Problem requirements: Please transcribe the records precisely; pictures stay out of your copy.

Provided material:
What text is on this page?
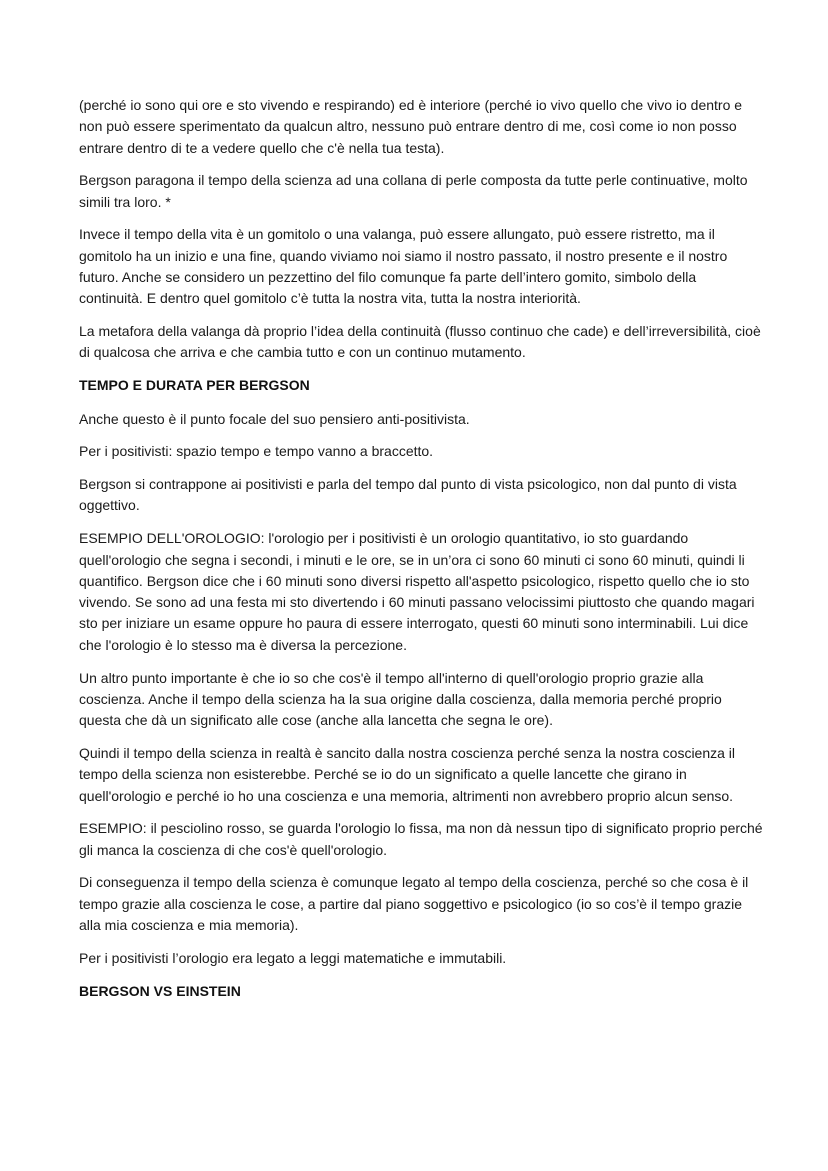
(perché io sono qui ore e sto vivendo e respirando) ed è interiore (perché io vivo quello che vivo io dentro e non può essere sperimentato da qualcun altro, nessuno può entrare dentro di me, così come io non posso entrare dentro di te a vedere quello che c'è nella tua testa).

Bergson paragona il tempo della scienza ad una collana di perle composta da tutte perle continuative, molto simili tra loro. *

Invece il tempo della vita è un gomitolo o una valanga, può essere allungato, può essere ristretto, ma il gomitolo ha un inizio e una fine, quando viviamo noi siamo il nostro passato, il nostro presente e il nostro futuro. Anche se considero un pezzettino del filo comunque fa parte dell’intero gomito, simbolo della continuità. E dentro quel gomitolo c’è tutta la nostra vita, tutta la nostra interiorità.

La metafora della valanga dà proprio l’idea della continuità (flusso continuo che cade) e dell’irreversibilità, cioè di qualcosa che arriva e che cambia tutto e con un continuo mutamento.

TEMPO E DURATA PER BERGSON

Anche questo è il punto focale del suo pensiero anti-positivista.

Per i positivisti: spazio tempo e tempo vanno a braccetto.

Bergson si contrappone ai positivisti e parla del tempo dal punto di vista psicologico, non dal punto di vista oggettivo.

ESEMPIO DELL'OROLOGIO: l'orologio per i positivisti è un orologio quantitativo, io sto guardando quell'orologio che segna i secondi, i minuti e le ore, se in un’ora ci sono 60 minuti ci sono 60 minuti, quindi li quantifico. Bergson dice che i 60 minuti sono diversi rispetto all'aspetto psicologico, rispetto quello che io sto vivendo. Se sono ad una festa mi sto divertendo i 60 minuti passano velocissimi piuttosto che quando magari sto per iniziare un esame oppure ho paura di essere interrogato, questi 60 minuti sono interminabili. Lui dice che l'orologio è lo stesso ma è diversa la percezione.

Un altro punto importante è che io so che cos'è il tempo all'interno di quell'orologio proprio grazie alla coscienza. Anche il tempo della scienza ha la sua origine dalla coscienza, dalla memoria perché proprio questa che dà un significato alle cose (anche alla lancetta che segna le ore).

Quindi il tempo della scienza in realtà è sancito dalla nostra coscienza perché senza la nostra coscienza il tempo della scienza non esisterebbe. Perché se io do un significato a quelle lancette che girano in quell'orologio e perché io ho una coscienza e una memoria, altrimenti non avrebbero proprio alcun senso.

ESEMPIO: il pesciolino rosso, se guarda l'orologio lo fissa, ma non dà nessun tipo di significato proprio perché gli manca la coscienza di che cos'è quell'orologio.

Di conseguenza il tempo della scienza è comunque legato al tempo della coscienza, perché so che cosa è il tempo grazie alla coscienza le cose, a partire dal piano soggettivo e psicologico (io so cos’è il tempo grazie alla mia coscienza e mia memoria).

Per i positivisti l’orologio era legato a leggi matematiche e immutabili.

BERGSON VS EINSTEIN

Exercise response:
What text is on this page?
(perché io sono qui ore e sto vivendo e respirando) ed è interiore (perché io vivo quello che vivo io dentro e non può essere sperimentato da qualcun altro, nessuno può entrare dentro di me, così come io non posso entrare dentro di te a vedere quello che c'è nella tua testa).

Bergson paragona il tempo della scienza ad una collana di perle composta da tutte perle continuative, molto simili tra loro. *

Invece il tempo della vita è un gomitolo o una valanga, può essere allungato, può essere ristretto, ma il gomitolo ha un inizio e una fine, quando viviamo noi siamo il nostro passato, il nostro presente e il nostro futuro. Anche se considero un pezzettino del filo comunque fa parte dell’intero gomito, simbolo della continuità. E dentro quel gomitolo c’è tutta la nostra vita, tutta la nostra interiorità.

La metafora della valanga dà proprio l’idea della continuità (flusso continuo che cade) e dell’irreversibilità, cioè di qualcosa che arriva e che cambia tutto e con un continuo mutamento.

TEMPO E DURATA PER BERGSON

Anche questo è il punto focale del suo pensiero anti-positivista.

Per i positivisti: spazio tempo e tempo vanno a braccetto.

Bergson si contrappone ai positivisti e parla del tempo dal punto di vista psicologico, non dal punto di vista oggettivo.

ESEMPIO DELL'OROLOGIO: l'orologio per i positivisti è un orologio quantitativo, io sto guardando quell'orologio che segna i secondi, i minuti e le ore, se in un’ora ci sono 60 minuti ci sono 60 minuti, quindi li quantifico. Bergson dice che i 60 minuti sono diversi rispetto all'aspetto psicologico, rispetto quello che io sto vivendo. Se sono ad una festa mi sto divertendo i 60 minuti passano velocissimi piuttosto che quando magari sto per iniziare un esame oppure ho paura di essere interrogato, questi 60 minuti sono interminabili. Lui dice che l'orologio è lo stesso ma è diversa la percezione.

Un altro punto importante è che io so che cos'è il tempo all'interno di quell'orologio proprio grazie alla coscienza. Anche il tempo della scienza ha la sua origine dalla coscienza, dalla memoria perché proprio questa che dà un significato alle cose (anche alla lancetta che segna le ore).

Quindi il tempo della scienza in realtà è sancito dalla nostra coscienza perché senza la nostra coscienza il tempo della scienza non esisterebbe. Perché se io do un significato a quelle lancette che girano in quell'orologio e perché io ho una coscienza e una memoria, altrimenti non avrebbero proprio alcun senso.

ESEMPIO: il pesciolino rosso, se guarda l'orologio lo fissa, ma non dà nessun tipo di significato proprio perché gli manca la coscienza di che cos'è quell'orologio.

Di conseguenza il tempo della scienza è comunque legato al tempo della coscienza, perché so che cosa è il tempo grazie alla coscienza le cose, a partire dal piano soggettivo e psicologico (io so cos’è il tempo grazie alla mia coscienza e mia memoria).

Per i positivisti l’orologio era legato a leggi matematiche e immutabili.

BERGSON VS EINSTEIN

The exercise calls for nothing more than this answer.